List of tasks —
a. In the text on using risk assessments to make decisions, what document did NIST publish in 2002?
b. Continue the text on using risk assessments to make better decisions from its final sentence onward.

Excerpted text —
▬▬▬▬▬▬

How To: Use Your Risk Assessment(s) to Make Better Decisions

When “risk assessment” is mentioned to IT or Information Security folks, IT Risk Assessment is typically the first thing that comes to mind. Probably because IT Risk Assessment has been around the longest, at least from a regulatory-guidance perspective.

As important and measurable as the IT Risk Assessment can be, it is only part of the equation when it comes to assessing risk at your organization. Relying solely on a very granular, asset-based risk assessment to make decisions for your entire organization is not practical or logical. In fact, back in 2002, NIST published SP 800-30 - Risk Management Guide for Information Technology Systems, which shows that different tiers of risk assessments are necessary for organizations to understand different types of interconnected risk. The tiers range from the foundational, granular IT Risk Assessment (“Information System” in the below chart), to the departmental Mission/Business Process Risk Assessment, then the strategic Organizational Risk Assessment.

NIST SP 800-30 defined different tiers of interdependent risk assessments as follows:

NIST Risk Management Tiers
Figure 1 – NIST SP 800-30 on Risk Management Tiers

As risk management has evolved since 2002, the Tier 2 – Mission/Business Process level is now typically split out into two separate, functional areas to go along with IT Risk Assessment and Organizational Risk Assessment, as seen here:

Modern Risk Management Tiers
Figure 2 – Modern IS Risk Management Tiers (SBS)


How Do These Risk Assessments Work Together?

The IT Risk Assessment is the foundational, tactical, day-to-day operational risk assessment that takes a very deep dive into controls associated with very specific IT systems and assets. An organization must understand what it has, how those IT assets are being protected, and where the organization’s next information security dollar should be spent. IT Risk Assessment is risk assessment’s deepest dive and should look at numerous different types of controls, including asset-specific controls, network controls, physical controls, and organizational controls.

IT Risk Assessment then feeds the Vendor Risk Assessment, as our vendors not only represent risk themselves but also provide your IT systems and assets; likely hosting many of those IT systems and assets for your organization today. It’s important not only to rate your vendors on the health of their organizations but also on the IT systems and assets they provide to you. In many cases, if the vendor is hosting these IT assets on your behalf, they will have the ability and responsibility to implement risk-mitigating controls moreso than you.

▬▬▬▬▬▬

Material provided —

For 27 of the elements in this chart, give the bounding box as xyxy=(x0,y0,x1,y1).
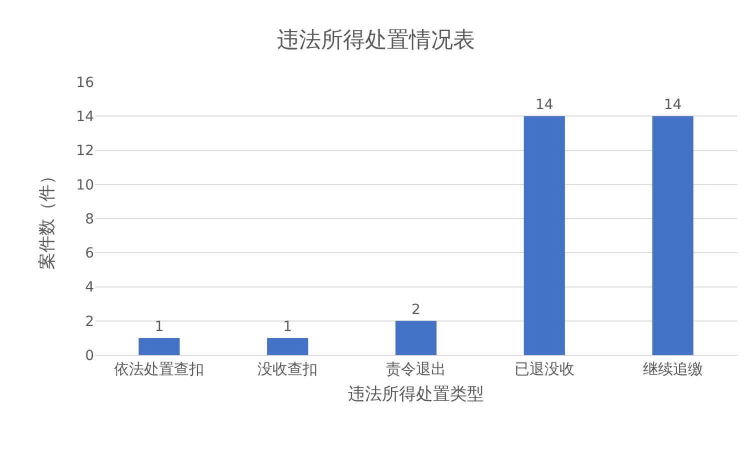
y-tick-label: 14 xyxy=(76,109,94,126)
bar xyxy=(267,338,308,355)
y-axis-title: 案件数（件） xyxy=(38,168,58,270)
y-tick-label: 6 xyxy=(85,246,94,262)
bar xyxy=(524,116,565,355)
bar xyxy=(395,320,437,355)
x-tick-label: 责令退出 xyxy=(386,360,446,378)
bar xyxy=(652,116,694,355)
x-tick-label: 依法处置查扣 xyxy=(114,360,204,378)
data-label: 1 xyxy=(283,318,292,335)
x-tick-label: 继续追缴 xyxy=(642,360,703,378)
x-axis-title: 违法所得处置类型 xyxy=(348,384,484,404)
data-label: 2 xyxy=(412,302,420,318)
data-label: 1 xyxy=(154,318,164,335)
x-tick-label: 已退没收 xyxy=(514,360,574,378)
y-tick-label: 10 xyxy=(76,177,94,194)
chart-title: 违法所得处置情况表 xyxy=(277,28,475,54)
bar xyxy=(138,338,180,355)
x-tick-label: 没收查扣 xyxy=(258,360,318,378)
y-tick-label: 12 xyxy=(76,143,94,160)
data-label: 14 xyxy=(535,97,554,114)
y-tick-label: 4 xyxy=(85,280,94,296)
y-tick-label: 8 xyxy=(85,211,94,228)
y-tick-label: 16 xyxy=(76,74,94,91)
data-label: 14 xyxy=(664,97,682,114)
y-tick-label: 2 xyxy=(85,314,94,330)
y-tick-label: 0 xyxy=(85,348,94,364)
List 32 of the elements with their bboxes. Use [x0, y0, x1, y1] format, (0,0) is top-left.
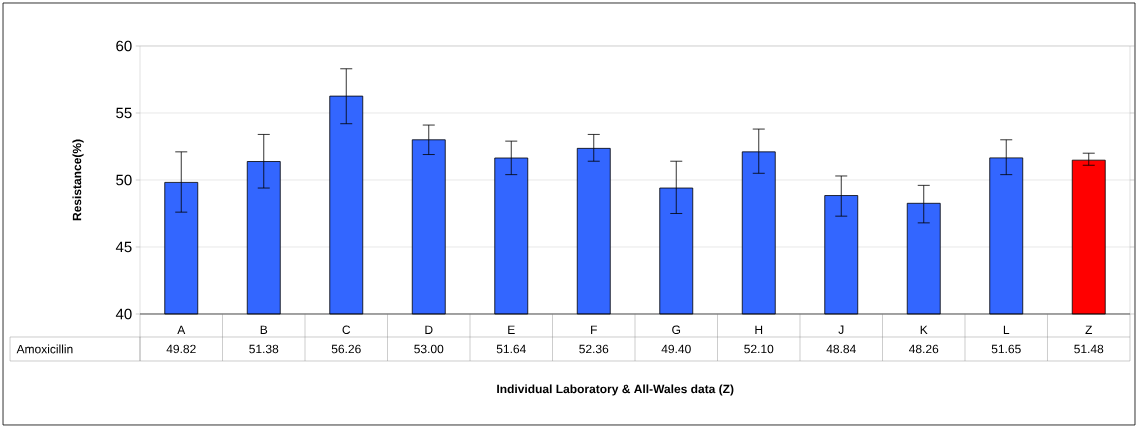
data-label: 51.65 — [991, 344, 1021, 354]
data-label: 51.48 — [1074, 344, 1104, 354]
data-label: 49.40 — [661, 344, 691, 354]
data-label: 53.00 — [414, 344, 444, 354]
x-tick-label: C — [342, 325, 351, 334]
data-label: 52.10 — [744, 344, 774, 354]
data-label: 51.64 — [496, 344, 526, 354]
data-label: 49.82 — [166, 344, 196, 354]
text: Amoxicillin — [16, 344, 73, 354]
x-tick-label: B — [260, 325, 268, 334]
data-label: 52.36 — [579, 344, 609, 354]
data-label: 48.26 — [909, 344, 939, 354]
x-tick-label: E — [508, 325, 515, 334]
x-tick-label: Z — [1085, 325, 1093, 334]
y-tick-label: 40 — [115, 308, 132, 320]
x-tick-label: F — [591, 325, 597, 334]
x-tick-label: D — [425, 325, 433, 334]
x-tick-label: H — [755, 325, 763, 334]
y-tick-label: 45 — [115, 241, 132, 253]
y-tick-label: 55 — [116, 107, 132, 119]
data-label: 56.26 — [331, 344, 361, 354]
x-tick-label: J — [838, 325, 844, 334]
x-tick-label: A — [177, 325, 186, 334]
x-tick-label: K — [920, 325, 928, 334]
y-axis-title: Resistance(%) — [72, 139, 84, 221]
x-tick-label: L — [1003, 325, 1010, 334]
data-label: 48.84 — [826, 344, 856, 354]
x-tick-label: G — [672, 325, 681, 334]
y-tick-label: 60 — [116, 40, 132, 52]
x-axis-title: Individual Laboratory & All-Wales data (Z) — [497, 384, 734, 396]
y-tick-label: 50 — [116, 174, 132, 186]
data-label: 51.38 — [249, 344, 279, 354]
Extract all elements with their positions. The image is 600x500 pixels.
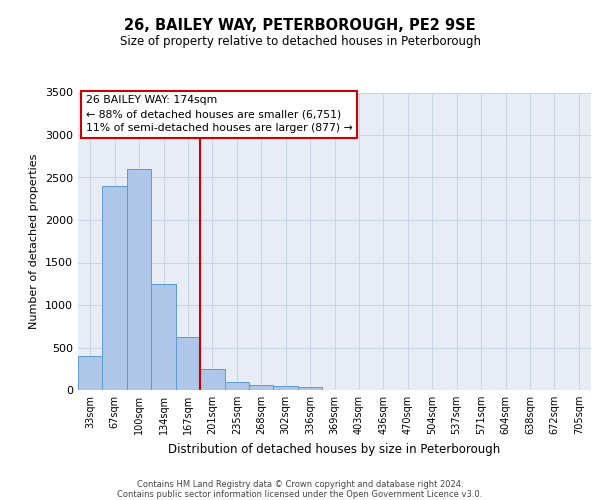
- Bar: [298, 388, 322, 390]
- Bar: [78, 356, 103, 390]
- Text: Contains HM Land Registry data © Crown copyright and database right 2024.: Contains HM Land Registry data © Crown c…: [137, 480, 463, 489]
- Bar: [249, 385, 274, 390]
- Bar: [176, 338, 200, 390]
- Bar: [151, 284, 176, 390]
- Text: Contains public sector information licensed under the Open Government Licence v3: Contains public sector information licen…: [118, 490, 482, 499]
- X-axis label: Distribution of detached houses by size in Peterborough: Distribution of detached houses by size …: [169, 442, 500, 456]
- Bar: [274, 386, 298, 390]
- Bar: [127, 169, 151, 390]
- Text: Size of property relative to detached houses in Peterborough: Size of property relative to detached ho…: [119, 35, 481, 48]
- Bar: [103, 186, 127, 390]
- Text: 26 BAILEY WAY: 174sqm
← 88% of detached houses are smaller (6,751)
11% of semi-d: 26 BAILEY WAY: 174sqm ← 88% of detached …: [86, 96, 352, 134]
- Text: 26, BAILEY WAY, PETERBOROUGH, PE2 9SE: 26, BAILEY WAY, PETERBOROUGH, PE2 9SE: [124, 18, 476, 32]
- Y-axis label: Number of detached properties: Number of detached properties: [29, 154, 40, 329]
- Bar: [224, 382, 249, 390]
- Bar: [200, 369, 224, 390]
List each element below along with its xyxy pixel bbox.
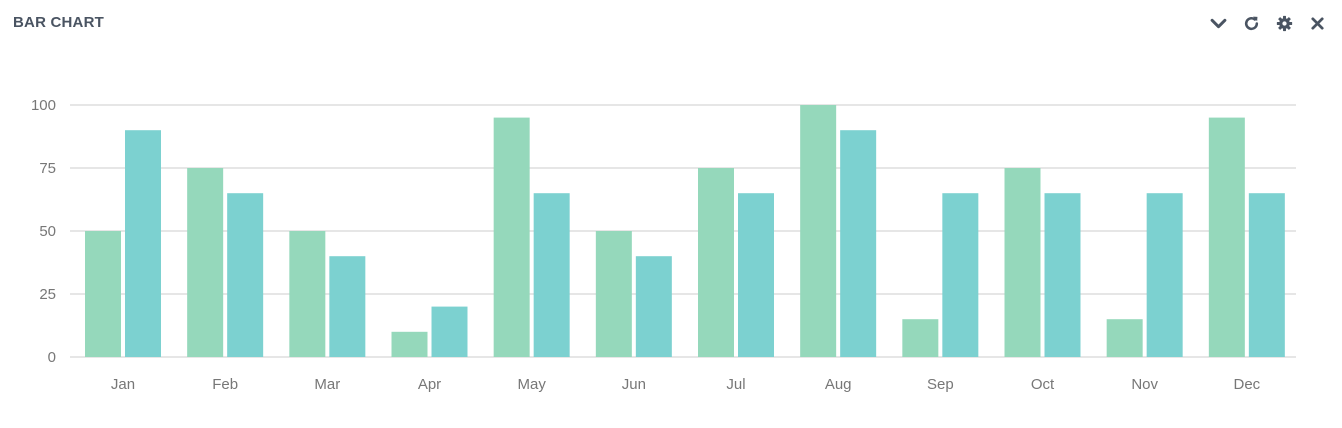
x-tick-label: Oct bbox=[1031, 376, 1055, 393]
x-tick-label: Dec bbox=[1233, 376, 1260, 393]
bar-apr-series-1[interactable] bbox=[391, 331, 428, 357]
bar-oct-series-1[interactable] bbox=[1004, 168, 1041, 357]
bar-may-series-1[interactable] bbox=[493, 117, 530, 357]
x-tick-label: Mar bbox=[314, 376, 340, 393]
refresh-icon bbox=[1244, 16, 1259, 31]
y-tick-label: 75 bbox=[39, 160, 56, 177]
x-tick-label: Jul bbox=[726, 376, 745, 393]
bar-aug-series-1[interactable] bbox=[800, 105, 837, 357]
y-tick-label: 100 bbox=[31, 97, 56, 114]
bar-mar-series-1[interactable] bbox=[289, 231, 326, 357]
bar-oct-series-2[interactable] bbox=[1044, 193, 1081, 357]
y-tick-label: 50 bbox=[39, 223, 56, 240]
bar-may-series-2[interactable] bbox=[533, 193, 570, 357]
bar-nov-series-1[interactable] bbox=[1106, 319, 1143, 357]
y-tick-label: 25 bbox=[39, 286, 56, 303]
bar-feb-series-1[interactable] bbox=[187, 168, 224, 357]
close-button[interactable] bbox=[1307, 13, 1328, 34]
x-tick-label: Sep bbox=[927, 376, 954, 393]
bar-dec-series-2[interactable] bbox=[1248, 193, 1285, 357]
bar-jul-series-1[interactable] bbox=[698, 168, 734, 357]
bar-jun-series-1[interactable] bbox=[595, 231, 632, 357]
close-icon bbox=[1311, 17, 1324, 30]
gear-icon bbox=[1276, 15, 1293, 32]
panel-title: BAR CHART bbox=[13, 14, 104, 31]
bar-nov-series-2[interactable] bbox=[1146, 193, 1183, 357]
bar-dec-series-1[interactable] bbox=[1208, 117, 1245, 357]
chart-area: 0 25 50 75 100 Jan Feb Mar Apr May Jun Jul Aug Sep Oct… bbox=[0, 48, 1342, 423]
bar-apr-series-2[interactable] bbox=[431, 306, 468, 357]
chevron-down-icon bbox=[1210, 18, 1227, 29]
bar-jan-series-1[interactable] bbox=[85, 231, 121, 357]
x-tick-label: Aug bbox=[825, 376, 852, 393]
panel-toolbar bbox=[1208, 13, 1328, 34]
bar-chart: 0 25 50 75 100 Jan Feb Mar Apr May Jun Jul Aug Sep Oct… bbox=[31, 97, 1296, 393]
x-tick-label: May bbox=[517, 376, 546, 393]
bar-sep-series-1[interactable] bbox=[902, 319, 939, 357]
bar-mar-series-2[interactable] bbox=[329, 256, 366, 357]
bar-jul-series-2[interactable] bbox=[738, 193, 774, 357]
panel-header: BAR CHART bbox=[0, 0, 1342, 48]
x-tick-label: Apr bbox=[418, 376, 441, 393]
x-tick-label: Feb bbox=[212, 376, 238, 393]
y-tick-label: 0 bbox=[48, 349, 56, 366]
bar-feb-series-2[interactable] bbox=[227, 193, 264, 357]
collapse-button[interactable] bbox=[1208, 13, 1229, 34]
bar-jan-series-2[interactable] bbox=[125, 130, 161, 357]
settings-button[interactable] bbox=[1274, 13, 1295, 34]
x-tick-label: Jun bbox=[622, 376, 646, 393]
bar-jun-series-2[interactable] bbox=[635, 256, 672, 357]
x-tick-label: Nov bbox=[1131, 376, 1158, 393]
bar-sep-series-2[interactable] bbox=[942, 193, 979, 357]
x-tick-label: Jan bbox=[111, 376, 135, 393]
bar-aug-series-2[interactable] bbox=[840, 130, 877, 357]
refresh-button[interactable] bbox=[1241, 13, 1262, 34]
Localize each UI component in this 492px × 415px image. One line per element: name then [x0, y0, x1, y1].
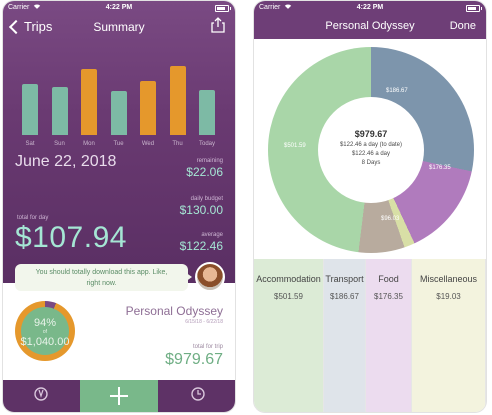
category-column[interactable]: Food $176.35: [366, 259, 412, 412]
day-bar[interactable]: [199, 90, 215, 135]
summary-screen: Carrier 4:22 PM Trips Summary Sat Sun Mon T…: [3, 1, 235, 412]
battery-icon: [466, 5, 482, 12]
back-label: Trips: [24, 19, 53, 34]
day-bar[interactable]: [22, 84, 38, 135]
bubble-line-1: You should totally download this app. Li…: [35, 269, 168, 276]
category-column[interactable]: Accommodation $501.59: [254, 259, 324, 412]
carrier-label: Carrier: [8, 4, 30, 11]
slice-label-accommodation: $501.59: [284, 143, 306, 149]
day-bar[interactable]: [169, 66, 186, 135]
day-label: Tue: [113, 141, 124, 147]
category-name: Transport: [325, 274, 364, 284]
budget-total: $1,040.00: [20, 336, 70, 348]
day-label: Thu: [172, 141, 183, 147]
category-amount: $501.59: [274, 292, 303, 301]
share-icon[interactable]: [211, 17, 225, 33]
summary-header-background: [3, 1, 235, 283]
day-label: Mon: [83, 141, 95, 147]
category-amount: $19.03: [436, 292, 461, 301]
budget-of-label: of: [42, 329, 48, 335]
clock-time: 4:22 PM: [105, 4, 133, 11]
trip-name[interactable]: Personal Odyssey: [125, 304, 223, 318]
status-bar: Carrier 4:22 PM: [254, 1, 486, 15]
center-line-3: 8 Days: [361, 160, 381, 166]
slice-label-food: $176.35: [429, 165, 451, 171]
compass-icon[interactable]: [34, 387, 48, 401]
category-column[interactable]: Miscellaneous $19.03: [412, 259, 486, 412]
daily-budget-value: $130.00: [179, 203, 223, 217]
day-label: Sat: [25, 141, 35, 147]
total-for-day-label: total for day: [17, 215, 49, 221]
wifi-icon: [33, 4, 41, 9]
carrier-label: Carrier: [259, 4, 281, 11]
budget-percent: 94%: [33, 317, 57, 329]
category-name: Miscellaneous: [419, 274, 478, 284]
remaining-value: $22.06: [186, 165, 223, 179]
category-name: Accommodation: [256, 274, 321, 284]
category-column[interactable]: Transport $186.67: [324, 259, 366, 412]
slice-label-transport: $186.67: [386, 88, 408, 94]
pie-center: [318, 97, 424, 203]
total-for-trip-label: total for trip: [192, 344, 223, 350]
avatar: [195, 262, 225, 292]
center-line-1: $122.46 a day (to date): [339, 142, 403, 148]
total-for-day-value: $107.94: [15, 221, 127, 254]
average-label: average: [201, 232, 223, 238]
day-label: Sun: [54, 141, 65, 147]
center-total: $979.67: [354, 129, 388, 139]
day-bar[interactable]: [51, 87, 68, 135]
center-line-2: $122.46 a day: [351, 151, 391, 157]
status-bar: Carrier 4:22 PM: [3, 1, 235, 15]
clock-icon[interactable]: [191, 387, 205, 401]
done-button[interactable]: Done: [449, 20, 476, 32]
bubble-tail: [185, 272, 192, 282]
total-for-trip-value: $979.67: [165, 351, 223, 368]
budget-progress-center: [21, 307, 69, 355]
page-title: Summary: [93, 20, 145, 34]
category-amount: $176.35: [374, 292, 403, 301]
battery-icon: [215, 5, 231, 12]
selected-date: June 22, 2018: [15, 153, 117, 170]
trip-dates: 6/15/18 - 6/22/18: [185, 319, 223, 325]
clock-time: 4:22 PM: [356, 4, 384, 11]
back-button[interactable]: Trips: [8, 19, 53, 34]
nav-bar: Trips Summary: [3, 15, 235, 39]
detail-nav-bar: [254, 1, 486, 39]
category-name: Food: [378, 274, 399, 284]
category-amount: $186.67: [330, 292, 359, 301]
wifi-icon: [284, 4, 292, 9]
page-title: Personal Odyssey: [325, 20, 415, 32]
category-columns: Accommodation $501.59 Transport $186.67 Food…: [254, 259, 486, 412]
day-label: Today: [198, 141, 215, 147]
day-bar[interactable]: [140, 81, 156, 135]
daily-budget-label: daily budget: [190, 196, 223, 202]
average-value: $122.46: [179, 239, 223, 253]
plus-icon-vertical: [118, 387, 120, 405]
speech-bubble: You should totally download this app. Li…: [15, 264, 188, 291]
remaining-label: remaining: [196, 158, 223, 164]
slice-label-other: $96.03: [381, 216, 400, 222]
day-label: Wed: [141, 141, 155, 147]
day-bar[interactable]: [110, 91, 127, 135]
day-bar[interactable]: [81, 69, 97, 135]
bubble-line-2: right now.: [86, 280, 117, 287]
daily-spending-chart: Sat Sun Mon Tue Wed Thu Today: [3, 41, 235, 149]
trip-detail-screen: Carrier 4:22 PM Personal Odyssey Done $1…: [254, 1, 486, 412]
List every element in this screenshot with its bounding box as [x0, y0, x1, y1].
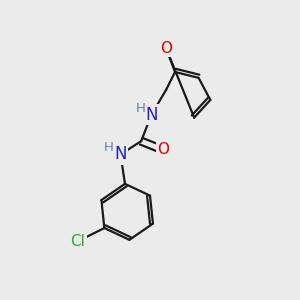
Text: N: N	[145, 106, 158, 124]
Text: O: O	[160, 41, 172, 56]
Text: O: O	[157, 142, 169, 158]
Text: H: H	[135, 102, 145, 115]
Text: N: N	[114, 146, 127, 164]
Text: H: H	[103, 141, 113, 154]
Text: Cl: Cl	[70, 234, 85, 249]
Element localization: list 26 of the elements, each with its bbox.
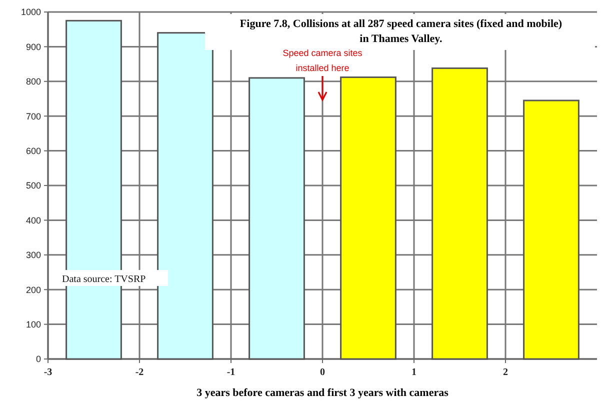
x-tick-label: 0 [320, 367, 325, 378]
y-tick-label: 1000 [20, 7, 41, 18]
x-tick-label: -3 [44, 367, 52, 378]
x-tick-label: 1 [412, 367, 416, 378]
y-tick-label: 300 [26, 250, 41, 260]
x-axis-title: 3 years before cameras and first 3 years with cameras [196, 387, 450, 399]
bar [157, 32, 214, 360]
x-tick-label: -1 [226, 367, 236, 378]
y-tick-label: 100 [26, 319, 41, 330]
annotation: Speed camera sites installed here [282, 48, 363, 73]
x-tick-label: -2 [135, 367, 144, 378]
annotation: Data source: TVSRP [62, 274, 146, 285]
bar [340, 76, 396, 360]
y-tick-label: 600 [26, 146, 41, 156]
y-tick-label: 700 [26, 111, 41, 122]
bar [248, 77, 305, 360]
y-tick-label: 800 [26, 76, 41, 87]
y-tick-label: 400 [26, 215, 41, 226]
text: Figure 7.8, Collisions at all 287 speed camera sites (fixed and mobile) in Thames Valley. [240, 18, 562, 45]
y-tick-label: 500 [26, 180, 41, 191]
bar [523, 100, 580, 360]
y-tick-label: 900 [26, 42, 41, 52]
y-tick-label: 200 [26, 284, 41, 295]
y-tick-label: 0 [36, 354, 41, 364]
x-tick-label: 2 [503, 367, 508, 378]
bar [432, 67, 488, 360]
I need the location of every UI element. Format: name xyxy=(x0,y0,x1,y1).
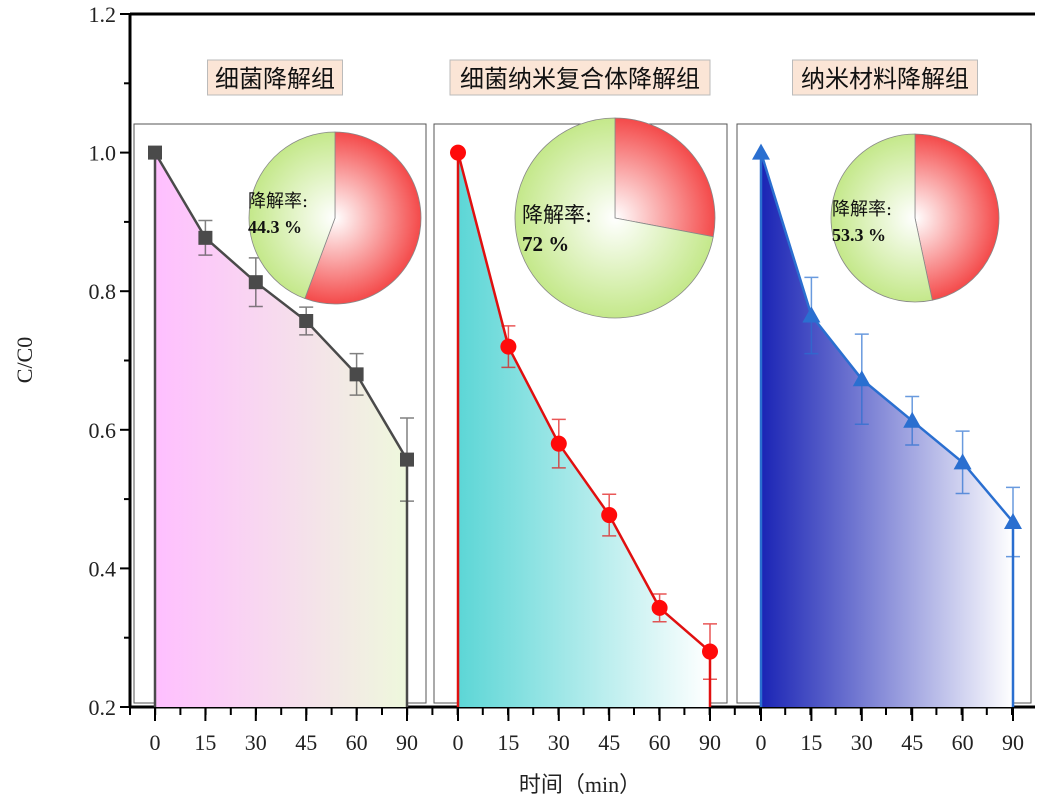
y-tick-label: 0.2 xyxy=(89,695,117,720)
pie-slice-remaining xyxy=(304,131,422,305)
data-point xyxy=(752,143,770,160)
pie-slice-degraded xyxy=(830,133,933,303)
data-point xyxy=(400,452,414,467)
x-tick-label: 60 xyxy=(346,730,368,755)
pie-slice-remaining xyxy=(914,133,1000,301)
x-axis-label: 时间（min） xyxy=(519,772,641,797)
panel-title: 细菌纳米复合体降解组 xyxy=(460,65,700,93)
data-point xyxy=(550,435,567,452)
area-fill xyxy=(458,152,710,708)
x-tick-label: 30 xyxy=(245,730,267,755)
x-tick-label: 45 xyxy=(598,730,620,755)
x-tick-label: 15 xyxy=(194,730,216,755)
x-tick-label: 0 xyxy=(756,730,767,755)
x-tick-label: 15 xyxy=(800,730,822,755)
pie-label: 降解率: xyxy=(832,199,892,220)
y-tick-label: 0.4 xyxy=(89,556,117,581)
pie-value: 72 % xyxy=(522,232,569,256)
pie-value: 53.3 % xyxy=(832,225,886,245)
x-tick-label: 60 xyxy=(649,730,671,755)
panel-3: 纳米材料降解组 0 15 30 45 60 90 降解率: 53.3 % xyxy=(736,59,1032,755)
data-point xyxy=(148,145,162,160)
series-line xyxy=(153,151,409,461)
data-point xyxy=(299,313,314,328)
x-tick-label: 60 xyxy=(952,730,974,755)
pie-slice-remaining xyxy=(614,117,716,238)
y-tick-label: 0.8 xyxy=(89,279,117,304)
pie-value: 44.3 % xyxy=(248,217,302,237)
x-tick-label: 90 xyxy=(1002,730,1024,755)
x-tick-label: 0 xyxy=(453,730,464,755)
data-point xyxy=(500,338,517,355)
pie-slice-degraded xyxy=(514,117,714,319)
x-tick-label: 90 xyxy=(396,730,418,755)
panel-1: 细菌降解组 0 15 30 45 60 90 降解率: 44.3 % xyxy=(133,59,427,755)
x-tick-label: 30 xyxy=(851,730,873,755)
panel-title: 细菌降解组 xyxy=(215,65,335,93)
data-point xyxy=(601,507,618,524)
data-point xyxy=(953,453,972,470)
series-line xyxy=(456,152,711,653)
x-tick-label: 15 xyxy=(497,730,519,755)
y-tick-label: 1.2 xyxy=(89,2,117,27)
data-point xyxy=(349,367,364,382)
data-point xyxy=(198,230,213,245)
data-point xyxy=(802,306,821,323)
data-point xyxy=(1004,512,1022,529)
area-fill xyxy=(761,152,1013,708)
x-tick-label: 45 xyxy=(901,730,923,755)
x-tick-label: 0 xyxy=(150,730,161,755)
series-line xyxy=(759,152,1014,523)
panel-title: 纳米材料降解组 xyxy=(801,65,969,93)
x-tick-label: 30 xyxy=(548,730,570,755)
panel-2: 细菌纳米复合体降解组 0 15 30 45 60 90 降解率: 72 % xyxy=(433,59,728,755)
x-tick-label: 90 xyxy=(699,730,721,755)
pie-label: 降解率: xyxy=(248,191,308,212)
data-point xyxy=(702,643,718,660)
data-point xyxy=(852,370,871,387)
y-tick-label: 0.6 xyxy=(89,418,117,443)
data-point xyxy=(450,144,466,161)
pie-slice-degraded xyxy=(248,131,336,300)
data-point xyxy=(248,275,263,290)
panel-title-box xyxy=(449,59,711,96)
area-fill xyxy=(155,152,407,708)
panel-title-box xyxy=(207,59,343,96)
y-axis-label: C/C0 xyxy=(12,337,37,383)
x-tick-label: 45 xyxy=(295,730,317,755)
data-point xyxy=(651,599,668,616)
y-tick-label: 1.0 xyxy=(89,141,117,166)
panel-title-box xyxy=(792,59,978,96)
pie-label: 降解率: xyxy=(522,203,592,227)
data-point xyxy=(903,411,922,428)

▬▬▬▬▬▬

Answers provided —
a. NIST published SP 800-30, the Risk Management Guide for Information Technology Systems.

b.
IT Risk Assessment and Vendor Risk Assessment then roll up into the Business Impact Analysis (BIA). The BIA is a business-process risk assessment designed to help your organization understand the importance and recovery priority for each of your business processes. But to have a functional business process, your organization will require specific IT assets and the vendors that are providing you with those IT assets and services. Most business processes are dependent on specific IT assets, vendors, and sometimes other business processes being restored before that particular business process can regain functionality.

The top tier of risk assessment is the Organizational Risk Assessment. An Organizational Risk Assessment evaluates the entire organization from the top-down, based on the products and services the organization offers to clients or uses to perform business functions. Numerous Organizational Risk Management frameworks have been developed and are used for different industries, including the FFIEC Cybersecurity Assessment Tool (financial institutions), NIST Cybersecurity Framework (government), ISO 27001/2 (manufacturing), NIST 800-53, NIST 800-171 (Department of Defense contractors), HIPAA (healthcare), PCI Data Security Standard, CIS Top 20 Critical Security Controls, and the new FSSCC Cybersecurity Profile (financial institutions).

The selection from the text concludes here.